Goal of the exercise. Without the pictures, copy the entries below word for word.

Exercise input.
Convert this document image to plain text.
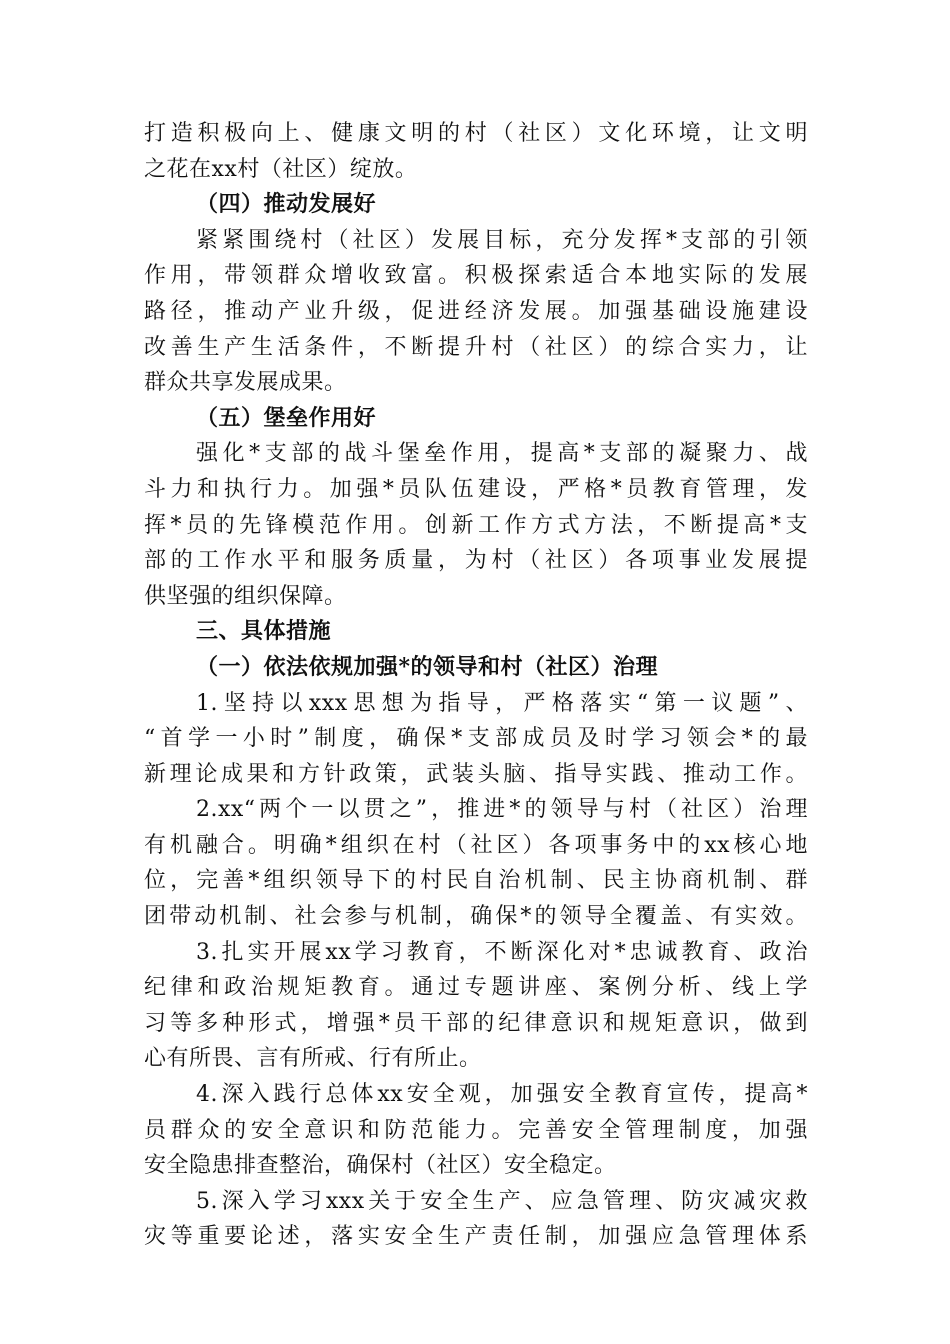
打造积极向上、健康文明的村（社区）文化环境，让文明
之花在xx村（社区）绽放。
（四）推动发展好
紧紧围绕村（社区）发展目标，充分发挥*支部的引领
作用，带领群众增收致富。积极探索适合本地实际的发展
路径，推动产业升级，促进经济发展。加强基础设施建设
改善生产生活条件，不断提升村（社区）的综合实力，让
群众共享发展成果。
（五）堡垒作用好
强化*支部的战斗堡垒作用，提高*支部的凝聚力、战
斗力和执行力。加强*员队伍建设，严格*员教育管理，发
挥*员的先锋模范作用。创新工作方式方法，不断提高*支
部的工作水平和服务质量，为村（社区）各项事业发展提
供坚强的组织保障。
三、具体措施
（一）依法依规加强*的领导和村（社区）治理
1.坚持以xxx思想为指导，严格落实“第一议题”、
“首学一小时”制度，确保*支部成员及时学习领会*的最
新理论成果和方针政策，武装头脑、指导实践、推动工作。
2.xx“两个一以贯之”，推进*的领导与村（社区）治理
有机融合。明确*组织在村（社区）各项事务中的xx核心地
位，完善*组织领导下的村民自治机制、民主协商机制、群
团带动机制、社会参与机制，确保*的领导全覆盖、有实效。
3.扎实开展xx学习教育，不断深化对*忠诚教育、政治
纪律和政治规矩教育。通过专题讲座、案例分析、线上学
习等多种形式，增强*员干部的纪律意识和规矩意识，做到
心有所畏、言有所戒、行有所止。
4.深入践行总体xx安全观，加强安全教育宣传，提高*
员群众的安全意识和防范能力。完善安全管理制度，加强
安全隐患排查整治，确保村（社区）安全稳定。
5.深入学习xxx关于安全生产、应急管理、防灾减灾救
灾等重要论述，落实安全生产责任制，加强应急管理体系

Written solution.
Convert this document image to plain text.
打造积极向上、健康文明的村（社区）文化环境，让文明
之花在xx村（社区）绽放。
（四）推动发展好
紧紧围绕村（社区）发展目标，充分发挥*支部的引领
作用，带领群众增收致富。积极探索适合本地实际的发展
路径，推动产业升级，促进经济发展。加强基础设施建设
改善生产生活条件，不断提升村（社区）的综合实力，让
群众共享发展成果。
（五）堡垒作用好
强化*支部的战斗堡垒作用，提高*支部的凝聚力、战
斗力和执行力。加强*员队伍建设，严格*员教育管理，发
挥*员的先锋模范作用。创新工作方式方法，不断提高*支
部的工作水平和服务质量，为村（社区）各项事业发展提
供坚强的组织保障。
三、具体措施
（一）依法依规加强*的领导和村（社区）治理
1.坚持以xxx思想为指导，严格落实“第一议题”、
“首学一小时”制度，确保*支部成员及时学习领会*的最
新理论成果和方针政策，武装头脑、指导实践、推动工作。
2.xx“两个一以贯之”，推进*的领导与村（社区）治理
有机融合。明确*组织在村（社区）各项事务中的xx核心地
位，完善*组织领导下的村民自治机制、民主协商机制、群
团带动机制、社会参与机制，确保*的领导全覆盖、有实效。
3.扎实开展xx学习教育，不断深化对*忠诚教育、政治
纪律和政治规矩教育。通过专题讲座、案例分析、线上学
习等多种形式，增强*员干部的纪律意识和规矩意识，做到
心有所畏、言有所戒、行有所止。
4.深入践行总体xx安全观，加强安全教育宣传，提高*
员群众的安全意识和防范能力。完善安全管理制度，加强
安全隐患排查整治，确保村（社区）安全稳定。
5.深入学习xxx关于安全生产、应急管理、防灾减灾救
灾等重要论述，落实安全生产责任制，加强应急管理体系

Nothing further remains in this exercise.